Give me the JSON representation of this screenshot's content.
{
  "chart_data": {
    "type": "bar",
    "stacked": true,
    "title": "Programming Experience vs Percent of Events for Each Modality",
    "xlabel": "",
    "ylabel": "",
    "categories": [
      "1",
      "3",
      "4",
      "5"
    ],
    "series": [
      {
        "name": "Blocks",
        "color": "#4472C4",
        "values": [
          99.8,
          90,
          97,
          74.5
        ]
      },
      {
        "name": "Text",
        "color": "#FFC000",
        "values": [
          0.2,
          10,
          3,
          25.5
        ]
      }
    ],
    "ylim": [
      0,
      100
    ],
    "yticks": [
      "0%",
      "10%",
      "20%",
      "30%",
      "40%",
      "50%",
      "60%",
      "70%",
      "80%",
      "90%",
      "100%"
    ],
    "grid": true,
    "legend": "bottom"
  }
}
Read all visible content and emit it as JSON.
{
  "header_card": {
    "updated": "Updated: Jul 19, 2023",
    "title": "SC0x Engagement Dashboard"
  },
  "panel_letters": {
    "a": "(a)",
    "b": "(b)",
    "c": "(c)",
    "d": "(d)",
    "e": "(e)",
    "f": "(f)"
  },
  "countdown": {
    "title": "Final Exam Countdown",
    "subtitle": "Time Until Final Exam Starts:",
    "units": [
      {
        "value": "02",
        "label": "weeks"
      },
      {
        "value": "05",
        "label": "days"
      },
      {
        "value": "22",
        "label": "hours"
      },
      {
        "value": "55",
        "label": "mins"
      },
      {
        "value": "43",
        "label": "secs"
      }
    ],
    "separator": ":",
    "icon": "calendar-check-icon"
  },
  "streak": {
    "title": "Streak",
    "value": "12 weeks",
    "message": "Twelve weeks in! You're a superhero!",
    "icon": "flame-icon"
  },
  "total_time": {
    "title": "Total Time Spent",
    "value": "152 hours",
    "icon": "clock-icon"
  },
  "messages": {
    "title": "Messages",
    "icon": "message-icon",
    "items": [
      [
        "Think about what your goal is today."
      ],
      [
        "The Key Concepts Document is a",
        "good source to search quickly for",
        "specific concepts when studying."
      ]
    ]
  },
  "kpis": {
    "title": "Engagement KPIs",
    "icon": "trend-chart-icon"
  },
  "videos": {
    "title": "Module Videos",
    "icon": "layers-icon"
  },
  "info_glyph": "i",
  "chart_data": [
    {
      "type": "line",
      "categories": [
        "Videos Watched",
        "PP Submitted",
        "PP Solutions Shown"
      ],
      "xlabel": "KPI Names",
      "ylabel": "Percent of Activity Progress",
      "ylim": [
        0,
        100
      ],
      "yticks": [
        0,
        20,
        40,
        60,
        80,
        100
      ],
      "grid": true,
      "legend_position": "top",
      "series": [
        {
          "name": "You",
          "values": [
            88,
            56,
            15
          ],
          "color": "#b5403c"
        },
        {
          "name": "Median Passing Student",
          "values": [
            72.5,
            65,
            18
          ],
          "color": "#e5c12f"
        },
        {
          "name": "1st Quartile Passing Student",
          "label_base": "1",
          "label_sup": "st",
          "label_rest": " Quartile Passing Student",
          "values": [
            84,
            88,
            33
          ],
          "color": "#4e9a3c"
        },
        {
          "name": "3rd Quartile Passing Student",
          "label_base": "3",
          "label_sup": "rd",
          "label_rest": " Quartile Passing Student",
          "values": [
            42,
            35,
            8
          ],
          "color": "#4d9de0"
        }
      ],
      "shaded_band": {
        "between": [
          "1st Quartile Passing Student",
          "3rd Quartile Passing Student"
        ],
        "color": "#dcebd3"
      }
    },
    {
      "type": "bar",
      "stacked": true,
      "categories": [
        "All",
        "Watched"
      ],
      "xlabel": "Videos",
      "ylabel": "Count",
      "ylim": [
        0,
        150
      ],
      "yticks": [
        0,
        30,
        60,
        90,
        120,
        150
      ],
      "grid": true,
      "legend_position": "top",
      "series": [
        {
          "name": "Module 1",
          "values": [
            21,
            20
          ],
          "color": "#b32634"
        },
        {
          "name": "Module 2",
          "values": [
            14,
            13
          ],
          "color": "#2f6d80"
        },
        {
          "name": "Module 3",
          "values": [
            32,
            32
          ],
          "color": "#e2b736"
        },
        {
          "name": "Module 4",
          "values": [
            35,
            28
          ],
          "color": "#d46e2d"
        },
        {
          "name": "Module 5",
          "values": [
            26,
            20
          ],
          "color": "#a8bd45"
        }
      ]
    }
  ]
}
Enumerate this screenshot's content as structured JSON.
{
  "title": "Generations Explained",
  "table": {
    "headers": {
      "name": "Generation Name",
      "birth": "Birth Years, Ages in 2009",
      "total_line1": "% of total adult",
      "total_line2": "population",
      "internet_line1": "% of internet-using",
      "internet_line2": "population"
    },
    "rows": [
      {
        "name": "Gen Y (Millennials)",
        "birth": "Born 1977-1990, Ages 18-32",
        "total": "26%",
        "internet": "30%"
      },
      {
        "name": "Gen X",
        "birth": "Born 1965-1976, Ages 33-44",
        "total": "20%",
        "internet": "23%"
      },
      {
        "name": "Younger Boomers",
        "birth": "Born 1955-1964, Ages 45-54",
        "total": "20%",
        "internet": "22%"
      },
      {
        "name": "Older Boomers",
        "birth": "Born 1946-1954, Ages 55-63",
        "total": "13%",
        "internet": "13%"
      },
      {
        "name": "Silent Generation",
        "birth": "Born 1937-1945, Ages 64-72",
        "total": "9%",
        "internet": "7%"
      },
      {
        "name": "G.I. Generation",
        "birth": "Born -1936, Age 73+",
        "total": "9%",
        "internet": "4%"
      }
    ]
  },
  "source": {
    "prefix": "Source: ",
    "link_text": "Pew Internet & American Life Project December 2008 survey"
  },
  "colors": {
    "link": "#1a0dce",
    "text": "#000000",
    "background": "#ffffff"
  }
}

══════════

Set out the complete listing exactly as shown.

Give me the JSON representation of this screenshot's content.
{
  "chart_data": {
    "type": "bar",
    "stacked": true,
    "title": "Programming Experience vs Percent of Events for Each Modality",
    "xlabel": "",
    "ylabel": "",
    "categories": [
      "1",
      "3",
      "4",
      "5"
    ],
    "series": [
      {
        "name": "Blocks",
        "color": "#4472C4",
        "values": [
          99.8,
          90,
          97,
          74.5
        ]
      },
      {
        "name": "Text",
        "color": "#FFC000",
        "values": [
          0.2,
          10,
          3,
          25.5
        ]
      }
    ],
    "ylim": [
      0,
      100
    ],
    "yticks": [
      "0%",
      "10%",
      "20%",
      "30%",
      "40%",
      "50%",
      "60%",
      "70%",
      "80%",
      "90%",
      "100%"
    ],
    "grid": true,
    "legend": "bottom"
  }
}
Read all visible content and emit it as JSON.
{
  "header_card": {
    "updated": "Updated: Jul 19, 2023",
    "title": "SC0x Engagement Dashboard"
  },
  "panel_letters": {
    "a": "(a)",
    "b": "(b)",
    "c": "(c)",
    "d": "(d)",
    "e": "(e)",
    "f": "(f)"
  },
  "countdown": {
    "title": "Final Exam Countdown",
    "subtitle": "Time Until Final Exam Starts:",
    "units": [
      {
        "value": "02",
        "label": "weeks"
      },
      {
        "value": "05",
        "label": "days"
      },
      {
        "value": "22",
        "label": "hours"
      },
      {
        "value": "55",
        "label": "mins"
      },
      {
        "value": "43",
        "label": "secs"
      }
    ],
    "separator": ":",
    "icon": "calendar-check-icon"
  },
  "streak": {
    "title": "Streak",
    "value": "12 weeks",
    "message": "Twelve weeks in! You're a superhero!",
    "icon": "flame-icon"
  },
  "total_time": {
    "title": "Total Time Spent",
    "value": "152 hours",
    "icon": "clock-icon"
  },
  "messages": {
    "title": "Messages",
    "icon": "message-icon",
    "items": [
      [
        "Think about what your goal is today."
      ],
      [
        "The Key Concepts Document is a",
        "good source to search quickly for",
        "specific concepts when studying."
      ]
    ]
  },
  "kpis": {
    "title": "Engagement KPIs",
    "icon": "trend-chart-icon"
  },
  "videos": {
    "title": "Module Videos",
    "icon": "layers-icon"
  },
  "info_glyph": "i",
  "chart_data": [
    {
      "type": "line",
      "categories": [
        "Videos Watched",
        "PP Submitted",
        "PP Solutions Shown"
      ],
      "xlabel": "KPI Names",
      "ylabel": "Percent of Activity Progress",
      "ylim": [
        0,
        100
      ],
      "yticks": [
        0,
        20,
        40,
        60,
        80,
        100
      ],
      "grid": true,
      "legend_position": "top",
      "series": [
        {
          "name": "You",
          "values": [
            88,
            56,
            15
          ],
          "color": "#b5403c"
        },
        {
          "name": "Median Passing Student",
          "values": [
            72.5,
            65,
            18
          ],
          "color": "#e5c12f"
        },
        {
          "name": "1st Quartile Passing Student",
          "label_base": "1",
          "label_sup": "st",
          "label_rest": " Quartile Passing Student",
          "values": [
            84,
            88,
            33
          ],
          "color": "#4e9a3c"
        },
        {
          "name": "3rd Quartile Passing Student",
          "label_base": "3",
          "label_sup": "rd",
          "label_rest": " Quartile Passing Student",
          "values": [
            42,
            35,
            8
          ],
          "color": "#4d9de0"
        }
      ],
      "shaded_band": {
        "between": [
          "1st Quartile Passing Student",
          "3rd Quartile Passing Student"
        ],
        "color": "#dcebd3"
      }
    },
    {
      "type": "bar",
      "stacked": true,
      "categories": [
        "All",
        "Watched"
      ],
      "xlabel": "Videos",
      "ylabel": "Count",
      "ylim": [
        0,
        150
      ],
      "yticks": [
        0,
        30,
        60,
        90,
        120,
        150
      ],
      "grid": true,
      "legend_position": "top",
      "series": [
        {
          "name": "Module 1",
          "values": [
            21,
            20
          ],
          "color": "#b32634"
        },
        {
          "name": "Module 2",
          "values": [
            14,
            13
          ],
          "color": "#2f6d80"
        },
        {
          "name": "Module 3",
          "values": [
            32,
            32
          ],
          "color": "#e2b736"
        },
        {
          "name": "Module 4",
          "values": [
            35,
            28
          ],
          "color": "#d46e2d"
        },
        {
          "name": "Module 5",
          "values": [
            26,
            20
          ],
          "color": "#a8bd45"
        }
      ]
    }
  ]
}
Enumerate this screenshot's content as structured JSON.
{
  "title": "Generations Explained",
  "table": {
    "headers": {
      "name": "Generation Name",
      "birth": "Birth Years, Ages in 2009",
      "total_line1": "% of total adult",
      "total_line2": "population",
      "internet_line1": "% of internet-using",
      "internet_line2": "population"
    },
    "rows": [
      {
        "name": "Gen Y (Millennials)",
        "birth": "Born 1977-1990, Ages 18-32",
        "total": "26%",
        "internet": "30%"
      },
      {
        "name": "Gen X",
        "birth": "Born 1965-1976, Ages 33-44",
        "total": "20%",
        "internet": "23%"
      },
      {
        "name": "Younger Boomers",
        "birth": "Born 1955-1964, Ages 45-54",
        "total": "20%",
        "internet": "22%"
      },
      {
        "name": "Older Boomers",
        "birth": "Born 1946-1954, Ages 55-63",
        "total": "13%",
        "internet": "13%"
      },
      {
        "name": "Silent Generation",
        "birth": "Born 1937-1945, Ages 64-72",
        "total": "9%",
        "internet": "7%"
      },
      {
        "name": "G.I. Generation",
        "birth": "Born -1936, Age 73+",
        "total": "9%",
        "internet": "4%"
      }
    ]
  },
  "source": {
    "prefix": "Source: ",
    "link_text": "Pew Internet & American Life Project December 2008 survey"
  },
  "colors": {
    "link": "#1a0dce",
    "text": "#000000",
    "background": "#ffffff"
  }
}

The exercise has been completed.